(Problem statement)
Make an exact copy of the entries, and keep any pictures out of it.

--- begin ---

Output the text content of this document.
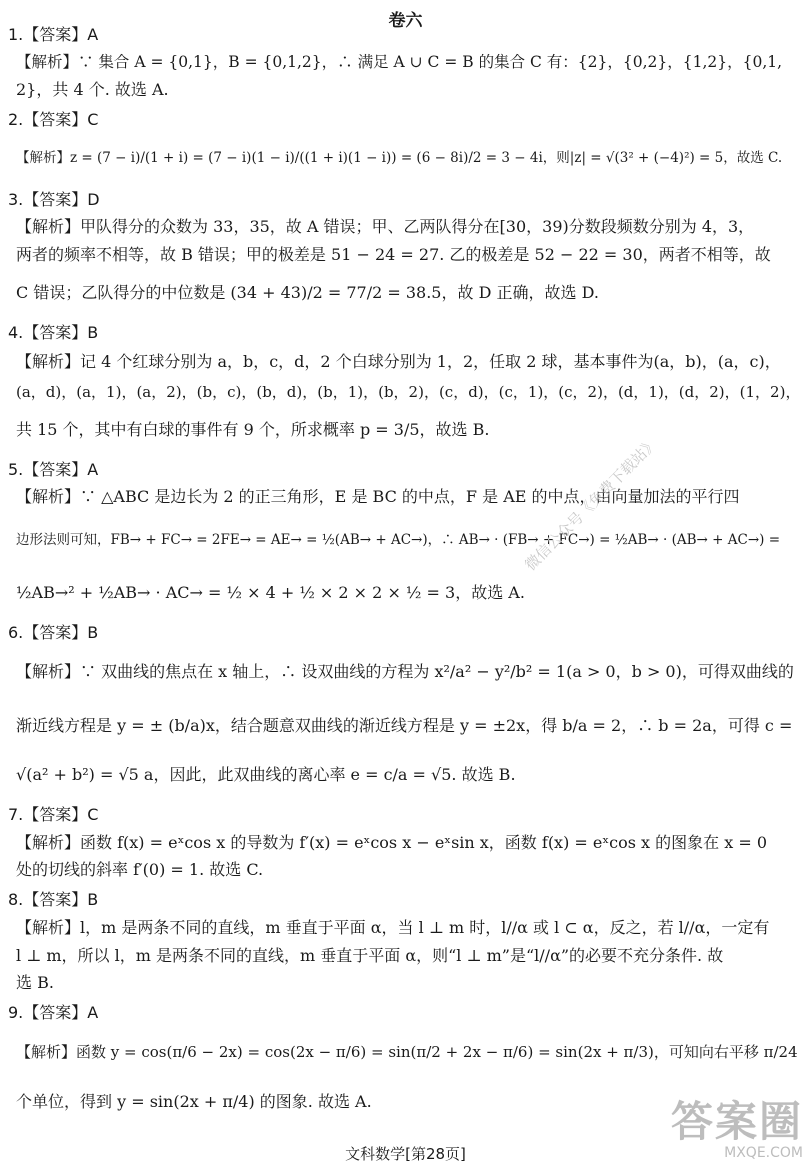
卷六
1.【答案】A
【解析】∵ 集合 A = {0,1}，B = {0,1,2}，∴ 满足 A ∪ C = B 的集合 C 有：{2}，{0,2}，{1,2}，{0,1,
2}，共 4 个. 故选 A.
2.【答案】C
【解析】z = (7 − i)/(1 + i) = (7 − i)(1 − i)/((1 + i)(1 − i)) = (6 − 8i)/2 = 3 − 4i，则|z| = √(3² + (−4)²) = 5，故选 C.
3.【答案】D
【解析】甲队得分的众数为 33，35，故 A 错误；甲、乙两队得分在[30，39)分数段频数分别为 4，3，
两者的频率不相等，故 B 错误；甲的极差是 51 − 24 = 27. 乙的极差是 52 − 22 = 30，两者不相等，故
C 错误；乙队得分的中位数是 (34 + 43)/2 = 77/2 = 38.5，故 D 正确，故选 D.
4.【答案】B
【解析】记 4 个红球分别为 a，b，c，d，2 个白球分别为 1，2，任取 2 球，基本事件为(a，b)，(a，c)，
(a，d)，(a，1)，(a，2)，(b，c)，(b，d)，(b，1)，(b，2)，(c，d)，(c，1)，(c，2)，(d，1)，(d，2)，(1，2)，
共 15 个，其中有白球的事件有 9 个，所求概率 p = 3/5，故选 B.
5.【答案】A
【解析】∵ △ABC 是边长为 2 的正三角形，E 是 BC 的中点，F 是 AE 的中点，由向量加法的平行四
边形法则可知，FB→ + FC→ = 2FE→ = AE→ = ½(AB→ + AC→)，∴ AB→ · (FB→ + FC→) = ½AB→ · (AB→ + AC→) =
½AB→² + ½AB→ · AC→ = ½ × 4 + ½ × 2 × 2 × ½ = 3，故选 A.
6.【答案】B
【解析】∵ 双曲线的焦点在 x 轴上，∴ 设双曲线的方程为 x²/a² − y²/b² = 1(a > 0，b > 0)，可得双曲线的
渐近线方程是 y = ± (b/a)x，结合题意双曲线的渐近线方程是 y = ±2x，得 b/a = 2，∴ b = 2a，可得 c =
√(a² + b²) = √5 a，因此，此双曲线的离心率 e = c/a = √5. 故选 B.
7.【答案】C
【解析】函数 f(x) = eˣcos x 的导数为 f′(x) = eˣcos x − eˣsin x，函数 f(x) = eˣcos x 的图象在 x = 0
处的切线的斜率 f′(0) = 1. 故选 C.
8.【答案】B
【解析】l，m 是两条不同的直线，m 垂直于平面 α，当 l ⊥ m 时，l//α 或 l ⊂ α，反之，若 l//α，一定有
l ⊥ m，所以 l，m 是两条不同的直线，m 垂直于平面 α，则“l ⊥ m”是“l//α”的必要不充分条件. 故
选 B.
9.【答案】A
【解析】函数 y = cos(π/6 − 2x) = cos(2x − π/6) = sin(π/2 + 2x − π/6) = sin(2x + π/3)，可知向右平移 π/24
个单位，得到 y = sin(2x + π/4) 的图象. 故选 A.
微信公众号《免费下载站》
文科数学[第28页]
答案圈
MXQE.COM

--- end ---

(The response)
Output the text content of this document.
卷六
1.【答案】A
【解析】∵ 集合 A = {0,1}，B = {0,1,2}，∴ 满足 A ∪ C = B 的集合 C 有：{2}，{0,2}，{1,2}，{0,1,
2}，共 4 个. 故选 A.
2.【答案】C
【解析】z = (7 − i)/(1 + i) = (7 − i)(1 − i)/((1 + i)(1 − i)) = (6 − 8i)/2 = 3 − 4i，则|z| = √(3² + (−4)²) = 5，故选 C.
3.【答案】D
【解析】甲队得分的众数为 33，35，故 A 错误；甲、乙两队得分在[30，39)分数段频数分别为 4，3，
两者的频率不相等，故 B 错误；甲的极差是 51 − 24 = 27. 乙的极差是 52 − 22 = 30，两者不相等，故
C 错误；乙队得分的中位数是 (34 + 43)/2 = 77/2 = 38.5，故 D 正确，故选 D.
4.【答案】B
【解析】记 4 个红球分别为 a，b，c，d，2 个白球分别为 1，2，任取 2 球，基本事件为(a，b)，(a，c)，
(a，d)，(a，1)，(a，2)，(b，c)，(b，d)，(b，1)，(b，2)，(c，d)，(c，1)，(c，2)，(d，1)，(d，2)，(1，2)，
共 15 个，其中有白球的事件有 9 个，所求概率 p = 3/5，故选 B.
5.【答案】A
【解析】∵ △ABC 是边长为 2 的正三角形，E 是 BC 的中点，F 是 AE 的中点，由向量加法的平行四
边形法则可知，FB→ + FC→ = 2FE→ = AE→ = ½(AB→ + AC→)，∴ AB→ · (FB→ + FC→) = ½AB→ · (AB→ + AC→) =
½AB→² + ½AB→ · AC→ = ½ × 4 + ½ × 2 × 2 × ½ = 3，故选 A.
6.【答案】B
【解析】∵ 双曲线的焦点在 x 轴上，∴ 设双曲线的方程为 x²/a² − y²/b² = 1(a > 0，b > 0)，可得双曲线的
渐近线方程是 y = ± (b/a)x，结合题意双曲线的渐近线方程是 y = ±2x，得 b/a = 2，∴ b = 2a，可得 c =
√(a² + b²) = √5 a，因此，此双曲线的离心率 e = c/a = √5. 故选 B.
7.【答案】C
【解析】函数 f(x) = eˣcos x 的导数为 f′(x) = eˣcos x − eˣsin x，函数 f(x) = eˣcos x 的图象在 x = 0
处的切线的斜率 f′(0) = 1. 故选 C.
8.【答案】B
【解析】l，m 是两条不同的直线，m 垂直于平面 α，当 l ⊥ m 时，l//α 或 l ⊂ α，反之，若 l//α，一定有
l ⊥ m，所以 l，m 是两条不同的直线，m 垂直于平面 α，则“l ⊥ m”是“l//α”的必要不充分条件. 故
选 B.
9.【答案】A
【解析】函数 y = cos(π/6 − 2x) = cos(2x − π/6) = sin(π/2 + 2x − π/6) = sin(2x + π/3)，可知向右平移 π/24
个单位，得到 y = sin(2x + π/4) 的图象. 故选 A.
微信公众号《免费下载站》
文科数学[第28页]
答案圈
MXQE.COM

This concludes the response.